Reproduce every line of the listing below word for word, but leave out the picture.

**DATA FOR THE TASK**
↓

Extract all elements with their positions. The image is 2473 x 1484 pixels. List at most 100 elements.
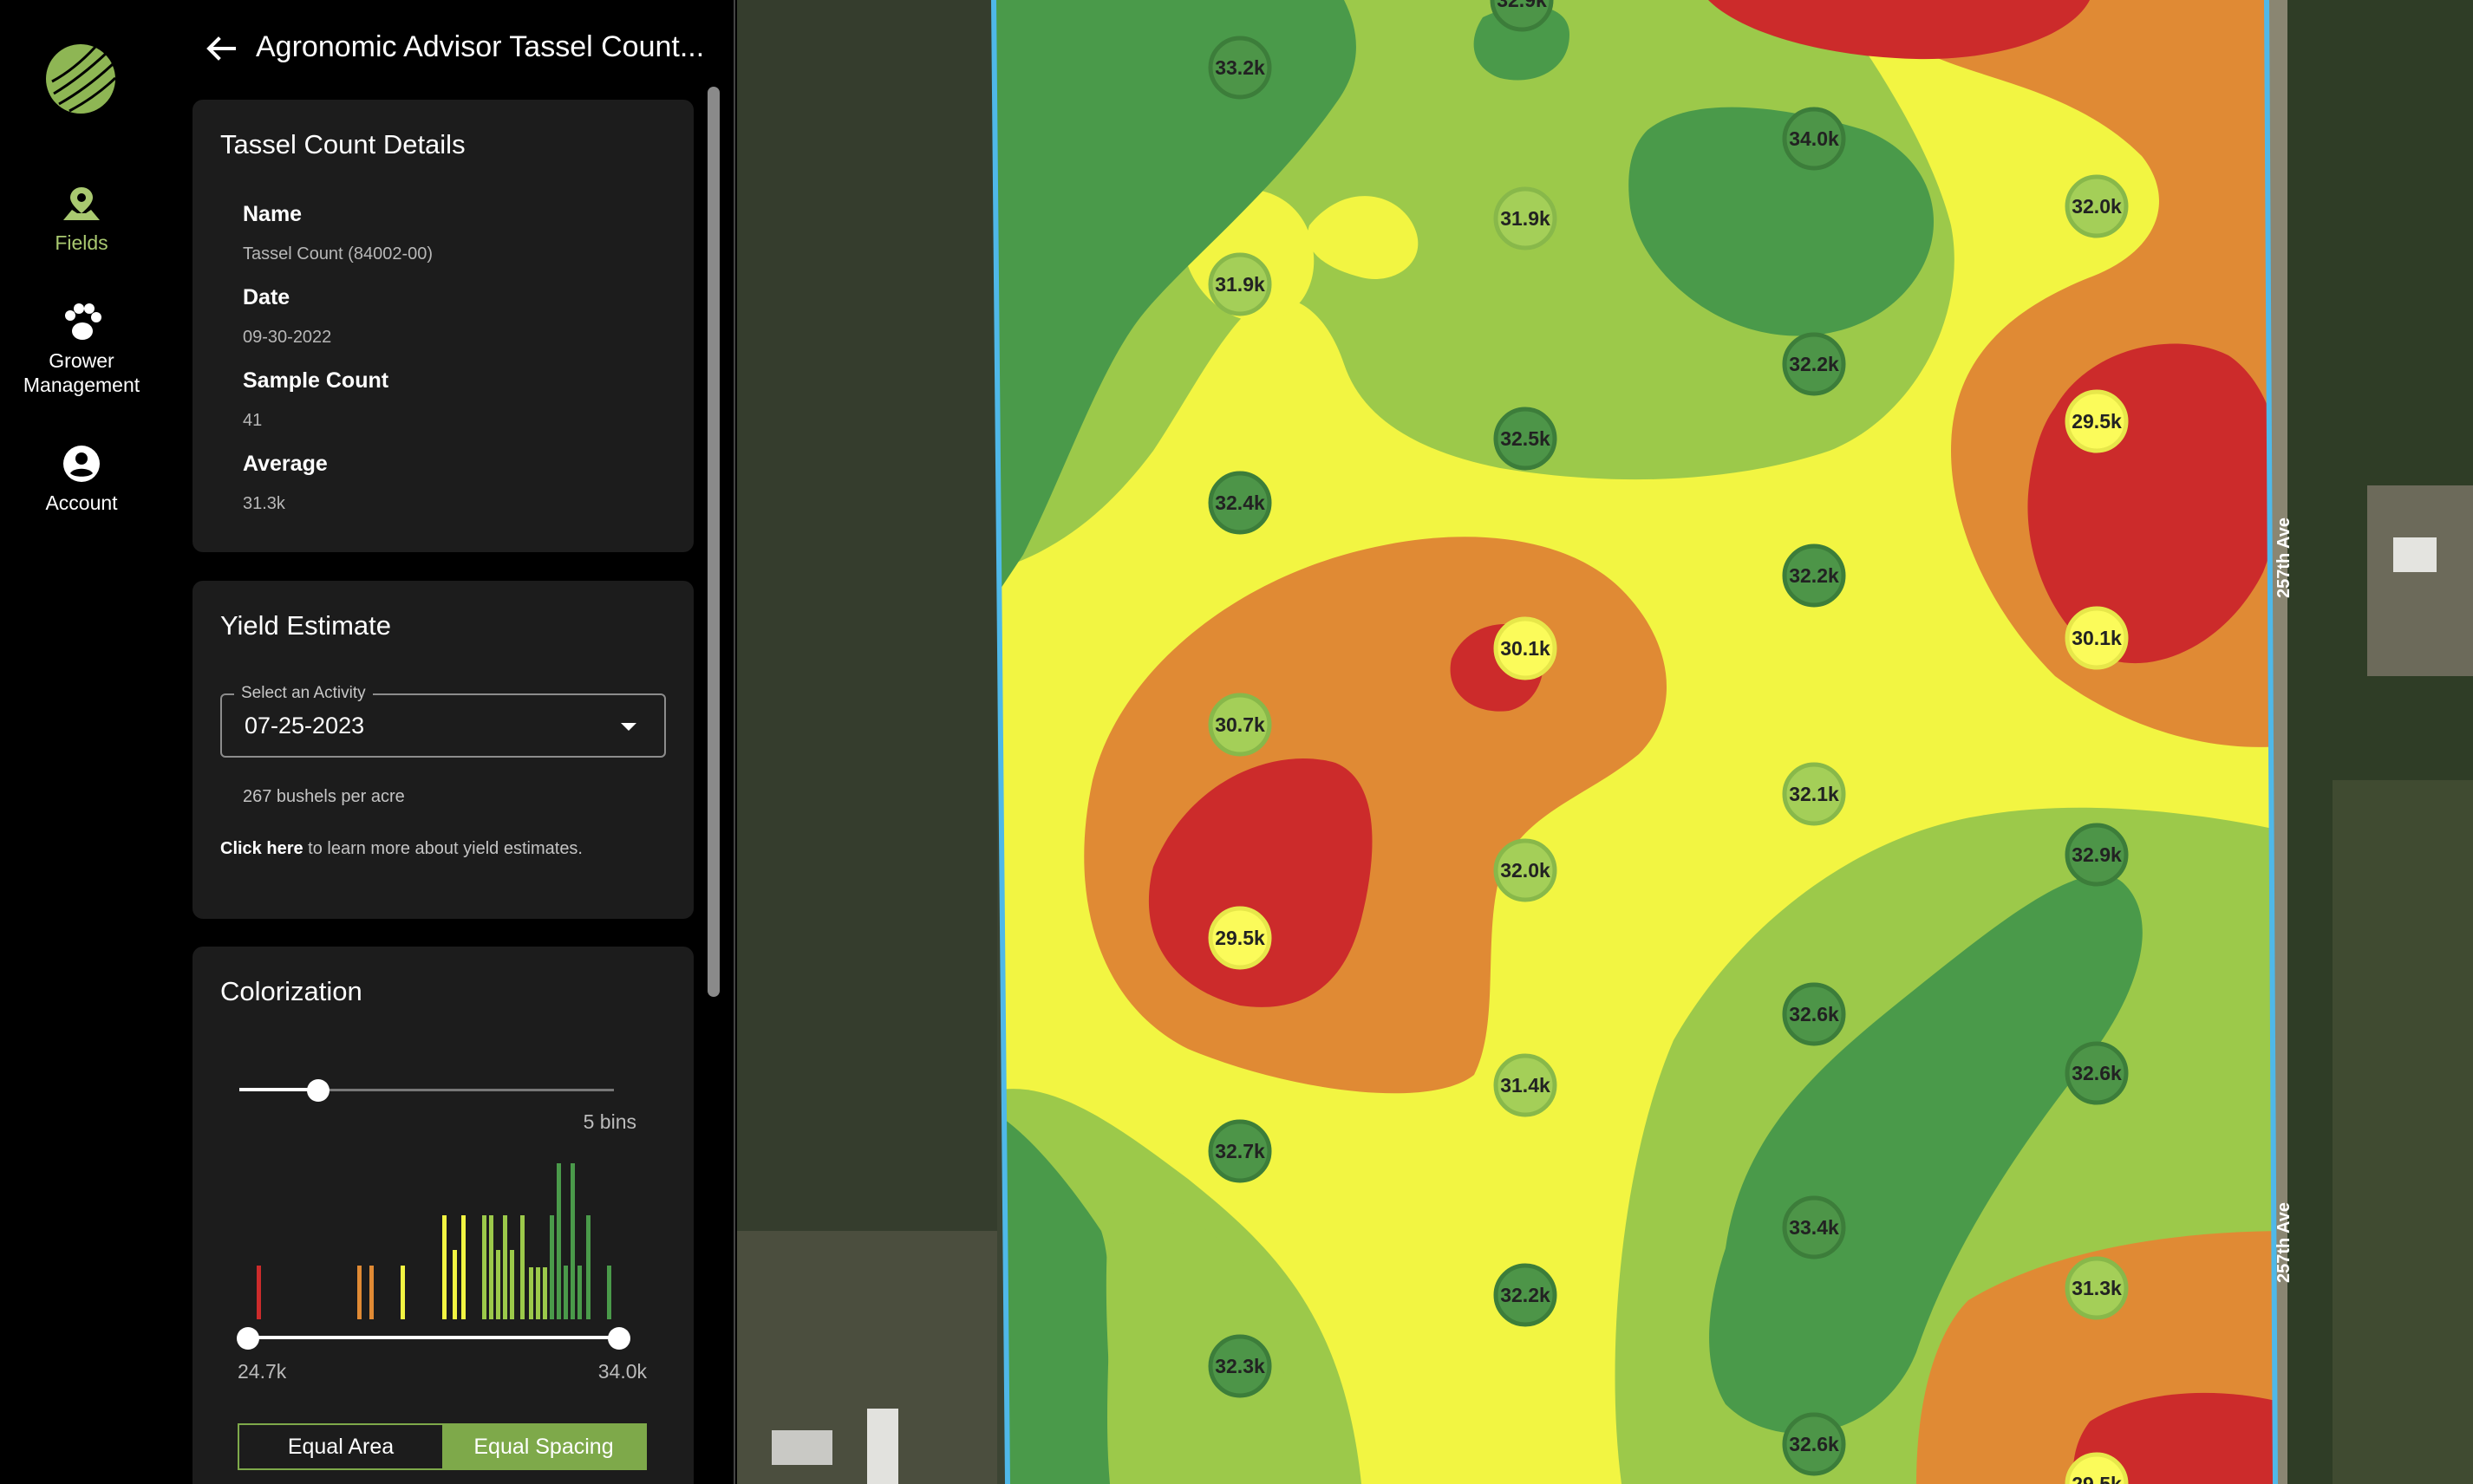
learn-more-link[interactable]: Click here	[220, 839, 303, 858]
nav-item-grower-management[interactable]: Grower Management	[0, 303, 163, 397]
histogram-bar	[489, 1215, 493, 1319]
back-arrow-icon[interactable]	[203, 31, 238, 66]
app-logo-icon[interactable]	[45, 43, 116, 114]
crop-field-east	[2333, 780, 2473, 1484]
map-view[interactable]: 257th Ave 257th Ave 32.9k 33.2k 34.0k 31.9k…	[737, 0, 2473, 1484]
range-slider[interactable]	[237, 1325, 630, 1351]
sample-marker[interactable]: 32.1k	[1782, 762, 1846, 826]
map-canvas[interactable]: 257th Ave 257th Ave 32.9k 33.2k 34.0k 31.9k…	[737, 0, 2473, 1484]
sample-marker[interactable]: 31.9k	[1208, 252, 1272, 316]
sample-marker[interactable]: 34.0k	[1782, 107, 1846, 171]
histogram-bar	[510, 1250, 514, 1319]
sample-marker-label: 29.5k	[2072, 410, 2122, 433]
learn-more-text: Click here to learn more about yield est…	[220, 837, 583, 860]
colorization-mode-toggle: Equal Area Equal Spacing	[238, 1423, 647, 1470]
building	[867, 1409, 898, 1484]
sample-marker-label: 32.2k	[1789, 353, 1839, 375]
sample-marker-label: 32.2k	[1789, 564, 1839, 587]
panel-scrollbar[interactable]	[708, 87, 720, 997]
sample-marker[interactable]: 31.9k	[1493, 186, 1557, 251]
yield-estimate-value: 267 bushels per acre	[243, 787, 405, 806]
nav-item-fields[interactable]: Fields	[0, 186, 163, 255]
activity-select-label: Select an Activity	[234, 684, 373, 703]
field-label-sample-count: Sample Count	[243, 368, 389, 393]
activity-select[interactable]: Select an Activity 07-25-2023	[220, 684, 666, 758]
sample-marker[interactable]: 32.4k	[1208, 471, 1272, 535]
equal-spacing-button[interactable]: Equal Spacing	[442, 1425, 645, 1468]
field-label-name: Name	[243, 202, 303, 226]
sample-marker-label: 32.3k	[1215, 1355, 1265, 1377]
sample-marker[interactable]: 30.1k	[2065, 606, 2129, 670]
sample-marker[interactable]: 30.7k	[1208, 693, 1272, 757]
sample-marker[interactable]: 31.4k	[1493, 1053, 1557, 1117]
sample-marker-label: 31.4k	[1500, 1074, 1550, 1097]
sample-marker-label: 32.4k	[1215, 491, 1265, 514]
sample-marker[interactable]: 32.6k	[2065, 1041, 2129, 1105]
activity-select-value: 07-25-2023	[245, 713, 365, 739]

↑

**SOLUTION FOR THIS EXERCISE**
Extract all elements with their positions. The image is 2473 x 1484 pixels. List at most 100 elements.
learn-more-link[interactable]: Click here	[220, 839, 303, 858]
nav-item-grower-management[interactable]: Grower Management	[0, 303, 163, 397]
histogram-bar	[489, 1215, 493, 1319]
back-arrow-icon[interactable]	[203, 31, 238, 66]
app-logo-icon[interactable]	[45, 43, 116, 114]
crop-field-east	[2333, 780, 2473, 1484]
map-view[interactable]: 257th Ave 257th Ave 32.9k 33.2k 34.0k 31.9k…	[737, 0, 2473, 1484]
range-slider[interactable]	[237, 1325, 630, 1351]
sample-marker[interactable]: 32.1k	[1782, 762, 1846, 826]
map-canvas[interactable]: 257th Ave 257th Ave 32.9k 33.2k 34.0k 31.9k…	[737, 0, 2473, 1484]
sample-marker[interactable]: 31.9k	[1208, 252, 1272, 316]
sample-marker[interactable]: 34.0k	[1782, 107, 1846, 171]
histogram-bar	[510, 1250, 514, 1319]
sample-marker-label: 29.5k	[2072, 410, 2122, 433]
learn-more-text: Click here to learn more about yield est…	[220, 837, 583, 860]
colorization-mode-toggle: Equal Area Equal Spacing	[238, 1423, 647, 1470]
building	[867, 1409, 898, 1484]
sample-marker-label: 32.2k	[1789, 353, 1839, 375]
sample-marker-label: 32.2k	[1789, 564, 1839, 587]
panel-scrollbar[interactable]	[708, 87, 720, 997]
sample-marker[interactable]: 31.9k	[1493, 186, 1557, 251]
yield-estimate-value: 267 bushels per acre	[243, 787, 405, 806]
nav-item-fields[interactable]: Fields	[0, 186, 163, 255]
activity-select-label: Select an Activity	[234, 684, 373, 703]
field-label-sample-count: Sample Count	[243, 368, 389, 393]
activity-select[interactable]: Select an Activity 07-25-2023	[220, 684, 666, 758]
sample-marker[interactable]: 32.4k	[1208, 471, 1272, 535]
equal-spacing-button[interactable]: Equal Spacing	[442, 1425, 645, 1468]
field-label-name: Name	[243, 202, 303, 226]
sample-marker-label: 32.3k	[1215, 1355, 1265, 1377]
sample-marker[interactable]: 30.1k	[2065, 606, 2129, 670]
sample-marker[interactable]: 30.7k	[1208, 693, 1272, 757]
sample-marker[interactable]: 31.4k	[1493, 1053, 1557, 1117]
sample-marker-label: 31.4k	[1500, 1074, 1550, 1097]
sample-marker-label: 32.4k	[1215, 491, 1265, 514]
sample-marker[interactable]: 32.6k	[2065, 1041, 2129, 1105]
activity-select-value: 07-25-2023	[245, 713, 365, 739]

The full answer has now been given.